• [Consignes de travail]
- a) Dans l'extrait sur la répression franquiste, relevez tous les moyens par lesquels la guerre contre la République continue une fois l'Espagne conquise.
- b) Reprenez l'extrait sur la répression franquiste à la suite de sa dernière phrase et poursuivez-le.

• [Extrait du document]
....

(A relire) « Le mouvement national n’a jamais été un soulèvement. Les rebelles étaient et restent les rouges. »
Général Franco, premier anniversaire du coup d’État du 18 juillet 1936
Une fois toute l’Espagne conquise, début avril 1939, la guerre contre la République continue par d’autres moyens. Non sur le front des batailles, mais dans les tribunaux militaires, les prisons, les camps de concentration, les bataillons de travail, la traque des exilés.
Franco ordonne le châtiment de ceux qui se sont rendus sur le littoral oriental, la purification des provinces qui viennent de tomber, la répartition de centaines de milliers de prisonniers dans les bataillons de travail. L’institutionnalisation à long terme de la victoire de Franco exige que le mécanisme de la terreur d’État fonctionne à la perfection pour protéger et superviser l’anéantissement initial. Pour cette raison, la loi martiale déclarée en juillet 1936 ne sera pas abrogée avant 1948.
Pour le nouveau « Caudillo » d’Espagne : « l’esprit juif, qui a permis l’alliance du grand capital avec le marxisme, ne peut pas être anéanti en un jour et bat encore dans beaucoup de cœurs ».
Le système judiciaire répressif mis en place après le 1er avril 1939 emploie à la fois la machine administrative et le cadre pseudo légal élaboré tout au long de la guerre. Tout délit de « sectarisme politique », en clair une opposition, est considéré comme un crime de rébellion militaire.
Le sophisme sous-tendant cette fiction juridique est que l’armée a légitimement pris le pouvoir les 16 et 17 juillet 1936 (la veille du soulèvement militaire) et que défendre la République est une forme de rébellion. Toute activité politique au nom des partis de gauche ou des syndicats est assimilée au « soutien à la rébellion militaire républicaine » et fait l’objet d’une condamnation rétrospective au motif qu’elle aurait provoqué la reprise en main par l’armée.

....

• [Données fournies]
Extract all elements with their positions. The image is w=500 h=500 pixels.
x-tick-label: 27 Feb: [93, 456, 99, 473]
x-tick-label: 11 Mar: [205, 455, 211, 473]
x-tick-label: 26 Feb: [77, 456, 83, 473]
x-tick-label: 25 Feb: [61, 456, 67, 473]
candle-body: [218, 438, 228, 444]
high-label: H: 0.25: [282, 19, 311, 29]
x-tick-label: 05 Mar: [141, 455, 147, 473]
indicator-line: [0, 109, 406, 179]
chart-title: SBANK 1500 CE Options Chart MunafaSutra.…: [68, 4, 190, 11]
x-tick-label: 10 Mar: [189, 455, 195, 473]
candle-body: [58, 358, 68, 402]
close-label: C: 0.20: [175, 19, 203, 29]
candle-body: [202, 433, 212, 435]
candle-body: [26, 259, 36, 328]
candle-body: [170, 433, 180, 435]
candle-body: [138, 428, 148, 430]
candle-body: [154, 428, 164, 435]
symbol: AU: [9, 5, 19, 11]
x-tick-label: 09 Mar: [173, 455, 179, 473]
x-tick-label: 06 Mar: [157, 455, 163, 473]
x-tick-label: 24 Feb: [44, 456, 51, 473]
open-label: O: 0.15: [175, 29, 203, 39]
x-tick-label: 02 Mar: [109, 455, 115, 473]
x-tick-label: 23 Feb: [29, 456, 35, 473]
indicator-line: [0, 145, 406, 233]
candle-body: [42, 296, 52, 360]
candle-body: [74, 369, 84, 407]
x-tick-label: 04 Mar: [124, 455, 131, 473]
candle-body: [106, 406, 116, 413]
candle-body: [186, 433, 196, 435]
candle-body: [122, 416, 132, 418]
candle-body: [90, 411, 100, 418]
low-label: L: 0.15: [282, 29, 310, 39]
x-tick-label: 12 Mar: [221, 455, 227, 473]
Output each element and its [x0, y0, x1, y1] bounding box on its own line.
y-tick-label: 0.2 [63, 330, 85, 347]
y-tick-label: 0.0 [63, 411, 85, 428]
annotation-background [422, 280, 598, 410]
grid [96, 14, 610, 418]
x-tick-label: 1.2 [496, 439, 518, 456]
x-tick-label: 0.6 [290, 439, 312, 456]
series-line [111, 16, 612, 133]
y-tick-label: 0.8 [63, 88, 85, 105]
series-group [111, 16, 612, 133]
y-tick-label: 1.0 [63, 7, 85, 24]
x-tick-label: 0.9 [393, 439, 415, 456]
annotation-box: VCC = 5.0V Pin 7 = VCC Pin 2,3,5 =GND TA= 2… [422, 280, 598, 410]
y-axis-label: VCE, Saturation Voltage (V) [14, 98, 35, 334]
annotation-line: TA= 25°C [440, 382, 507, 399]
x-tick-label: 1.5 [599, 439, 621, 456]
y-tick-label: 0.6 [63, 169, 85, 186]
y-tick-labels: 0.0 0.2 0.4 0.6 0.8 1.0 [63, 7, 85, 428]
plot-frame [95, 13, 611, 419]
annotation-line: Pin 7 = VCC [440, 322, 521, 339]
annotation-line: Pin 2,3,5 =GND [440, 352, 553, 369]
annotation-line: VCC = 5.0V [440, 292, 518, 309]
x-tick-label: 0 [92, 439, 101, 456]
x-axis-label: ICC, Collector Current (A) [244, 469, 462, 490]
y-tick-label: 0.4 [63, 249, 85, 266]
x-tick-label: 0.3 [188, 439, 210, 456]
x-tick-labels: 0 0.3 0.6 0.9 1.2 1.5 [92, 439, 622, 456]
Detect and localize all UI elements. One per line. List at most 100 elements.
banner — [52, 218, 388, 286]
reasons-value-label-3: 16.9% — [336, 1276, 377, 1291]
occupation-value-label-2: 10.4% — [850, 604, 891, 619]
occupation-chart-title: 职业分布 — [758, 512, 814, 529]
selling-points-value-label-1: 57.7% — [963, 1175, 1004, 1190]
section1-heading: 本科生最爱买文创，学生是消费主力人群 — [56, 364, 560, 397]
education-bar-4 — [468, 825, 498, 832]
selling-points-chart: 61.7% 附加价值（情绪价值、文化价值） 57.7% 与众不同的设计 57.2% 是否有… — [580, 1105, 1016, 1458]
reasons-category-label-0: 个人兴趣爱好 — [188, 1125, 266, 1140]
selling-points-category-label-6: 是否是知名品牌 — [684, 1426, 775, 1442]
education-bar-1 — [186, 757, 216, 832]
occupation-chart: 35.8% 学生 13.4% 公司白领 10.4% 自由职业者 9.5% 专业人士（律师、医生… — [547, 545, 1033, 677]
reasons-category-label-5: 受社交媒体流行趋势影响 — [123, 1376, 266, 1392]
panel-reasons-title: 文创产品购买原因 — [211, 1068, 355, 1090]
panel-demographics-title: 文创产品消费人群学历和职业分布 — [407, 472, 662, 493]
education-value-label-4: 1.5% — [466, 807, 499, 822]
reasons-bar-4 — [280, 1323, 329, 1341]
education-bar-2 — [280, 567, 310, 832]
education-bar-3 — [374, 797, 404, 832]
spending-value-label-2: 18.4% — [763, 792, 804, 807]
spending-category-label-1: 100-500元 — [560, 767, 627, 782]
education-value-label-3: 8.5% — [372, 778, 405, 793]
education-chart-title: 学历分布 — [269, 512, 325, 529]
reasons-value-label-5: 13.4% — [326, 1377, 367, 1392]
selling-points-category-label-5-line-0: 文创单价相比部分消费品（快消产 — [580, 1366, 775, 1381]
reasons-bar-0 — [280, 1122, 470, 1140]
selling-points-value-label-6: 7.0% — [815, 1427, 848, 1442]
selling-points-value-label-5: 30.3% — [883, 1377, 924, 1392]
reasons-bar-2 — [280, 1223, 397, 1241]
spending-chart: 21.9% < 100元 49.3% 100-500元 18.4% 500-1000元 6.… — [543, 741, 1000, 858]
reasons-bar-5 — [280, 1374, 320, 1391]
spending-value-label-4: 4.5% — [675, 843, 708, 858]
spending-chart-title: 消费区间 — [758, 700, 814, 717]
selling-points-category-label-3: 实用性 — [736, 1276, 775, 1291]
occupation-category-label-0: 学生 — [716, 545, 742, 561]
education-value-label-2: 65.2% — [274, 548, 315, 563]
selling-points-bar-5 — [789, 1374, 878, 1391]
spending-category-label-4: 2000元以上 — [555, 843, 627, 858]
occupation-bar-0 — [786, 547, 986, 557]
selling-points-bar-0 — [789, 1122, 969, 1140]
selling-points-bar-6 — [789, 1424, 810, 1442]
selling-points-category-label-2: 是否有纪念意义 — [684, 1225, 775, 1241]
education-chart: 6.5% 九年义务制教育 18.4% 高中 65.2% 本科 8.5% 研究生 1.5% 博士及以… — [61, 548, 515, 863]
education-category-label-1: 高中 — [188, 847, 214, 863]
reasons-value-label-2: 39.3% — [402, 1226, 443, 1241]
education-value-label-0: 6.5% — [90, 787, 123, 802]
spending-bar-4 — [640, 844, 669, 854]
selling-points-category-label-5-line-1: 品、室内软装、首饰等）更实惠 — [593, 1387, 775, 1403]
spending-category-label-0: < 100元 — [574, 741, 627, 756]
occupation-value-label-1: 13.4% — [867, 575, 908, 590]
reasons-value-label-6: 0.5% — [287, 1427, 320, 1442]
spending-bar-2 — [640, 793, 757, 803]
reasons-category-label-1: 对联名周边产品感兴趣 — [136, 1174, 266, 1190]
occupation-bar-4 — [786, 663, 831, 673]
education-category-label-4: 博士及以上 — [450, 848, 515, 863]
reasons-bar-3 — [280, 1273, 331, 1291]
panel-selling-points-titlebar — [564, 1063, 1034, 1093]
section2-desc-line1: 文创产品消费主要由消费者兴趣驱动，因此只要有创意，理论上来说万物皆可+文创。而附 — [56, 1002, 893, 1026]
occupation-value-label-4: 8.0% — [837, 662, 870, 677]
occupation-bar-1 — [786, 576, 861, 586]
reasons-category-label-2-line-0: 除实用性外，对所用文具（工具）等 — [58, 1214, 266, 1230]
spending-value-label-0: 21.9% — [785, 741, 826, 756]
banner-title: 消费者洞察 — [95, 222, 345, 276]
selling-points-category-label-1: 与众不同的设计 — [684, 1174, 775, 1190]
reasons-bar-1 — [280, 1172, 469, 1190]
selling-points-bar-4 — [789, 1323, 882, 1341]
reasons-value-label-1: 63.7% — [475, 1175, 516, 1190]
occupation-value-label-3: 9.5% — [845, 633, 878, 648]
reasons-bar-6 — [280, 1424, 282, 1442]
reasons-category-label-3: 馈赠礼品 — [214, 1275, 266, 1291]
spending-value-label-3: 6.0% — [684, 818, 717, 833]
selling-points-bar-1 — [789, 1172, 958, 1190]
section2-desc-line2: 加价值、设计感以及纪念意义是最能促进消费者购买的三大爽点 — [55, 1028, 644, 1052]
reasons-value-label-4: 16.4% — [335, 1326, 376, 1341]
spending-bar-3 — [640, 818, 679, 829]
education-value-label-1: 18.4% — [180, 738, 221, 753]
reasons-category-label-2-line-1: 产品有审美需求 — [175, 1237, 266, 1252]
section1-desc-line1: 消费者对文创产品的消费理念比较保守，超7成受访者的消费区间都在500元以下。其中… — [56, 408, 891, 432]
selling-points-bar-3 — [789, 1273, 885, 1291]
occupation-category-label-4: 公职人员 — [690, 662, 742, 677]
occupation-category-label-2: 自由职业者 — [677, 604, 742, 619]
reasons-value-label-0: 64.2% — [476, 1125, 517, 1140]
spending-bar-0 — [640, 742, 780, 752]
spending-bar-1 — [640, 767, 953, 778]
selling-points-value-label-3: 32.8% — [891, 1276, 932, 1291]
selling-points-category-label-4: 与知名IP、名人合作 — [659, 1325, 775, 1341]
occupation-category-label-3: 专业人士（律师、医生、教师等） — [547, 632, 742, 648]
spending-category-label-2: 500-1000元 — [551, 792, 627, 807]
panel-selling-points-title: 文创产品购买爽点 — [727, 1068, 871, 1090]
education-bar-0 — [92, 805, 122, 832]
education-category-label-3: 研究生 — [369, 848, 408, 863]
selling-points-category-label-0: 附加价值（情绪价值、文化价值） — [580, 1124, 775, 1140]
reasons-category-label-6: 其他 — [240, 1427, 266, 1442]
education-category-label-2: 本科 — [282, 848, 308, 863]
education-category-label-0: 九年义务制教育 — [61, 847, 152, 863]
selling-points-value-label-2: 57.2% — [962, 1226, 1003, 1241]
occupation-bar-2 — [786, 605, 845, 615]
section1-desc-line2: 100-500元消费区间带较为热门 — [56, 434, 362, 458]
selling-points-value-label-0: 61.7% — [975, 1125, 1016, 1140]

....

• [Les réponses]
- a)
- les tribunaux militaires
- les prisons
- les camps de concentration
- les bataillons de travail
- la traque des exilés

- b)
L’absurdité de ces déclarations est soulignée par l’auteur de la Constitution républicaine, Luis Jimenez de Asua, avocat pénal distingué, lorsqu’il qualifie de « rébellion inversée » l’accusation de rébellion militaire, « crime » pour lequel l’accusé recevra une « sentence vice-versa ». Le ministre de l’Intérieur de Franco parlera rétrospectivement de « justice à l’envers ».
Dans les faits, des tribunaux spéciaux sont établis pour juger ceux qui semblent dignes de conserver leur poste. Dans la Catalogne occupée de l’après-guerre civile, 15 107 fonctionnaires sur 15 860 perdent leur emploi.
À mesure que le territoire tombe aux mains des rebelles et surtout à la fin de la guerre, les prisonniers sont parqués dans des camps, fréquemment battus et torturés pour révéler le nom d’autres républicains. On enquête dans leur ville d’origine. Si le rapport est négatif, les responsables du camp renvoient en général le prisonnier chez lui pour une enquête approfondie et de nouvelles enquêtes.
Un rapport révèle l’échelle industrielle du travail effectué dans ces tribunaux spéciaux. Pour la seule année 1939, dans la ville de Grenade 5 500 dossiers sont jugés, 400 accusés sont condamnés à mort et plus de 1000 à la prison à perpétuité. Entre 1939 et 1959, 1001 personnes au total sont exécutées à Grenade après un procès militaire.
Dans la province d’Albacete entre 1939 et 1943 plus de 1000 républicains sont exécutés après procès et au moins 573 meurtres extrajudiciaires sont commis par des phalangistes. 291 meurent dans des prisons surpeuplées.
Dans les 3 provinces de la région de Valence (Castellón, Valence et Alicante) plus de 15 000 personnes sont derrière les barreaux. Fin 1939, après interrogatoire il n’en reste plus que 7 610 les autres ont été exécutées. 1 165 détenus meurent dans les années qui suivent l’occupation franquiste. Avec plus de 4 700 personnes exécutées, ces chiffres représentent en pourcentage le double de la répression en Catalogne.
Cette différence s’explique par la fuite de centaines de milliers de victimes potentielles qui quittent la Catalogne pour la France à partir de la fin janvier 1939.
Le 27 août 1940, pour parfaire sa vengeance, Franco exige du maréchal Pétain l’extradition sans délai de 636 personnalités républicaines résidant en France. Une bonne partie d’entre elles seront livrées aux franquistes par la Gestapo pour être exécutées.
Dans cette folie répressive, le tribunal régional spécial d’Albacete n’a traité que 9, 25 % des dossiers ouverts, celui de Madrid 15,51%. La loi est modifiée en février 1942 pour limiter la surcharge des tribunaux. En avril 1945 le régime déclare que le travail du tribunal est achevé. Plus aucun dossier ne sera ouvert, mais il en reste 42 000 en suspens.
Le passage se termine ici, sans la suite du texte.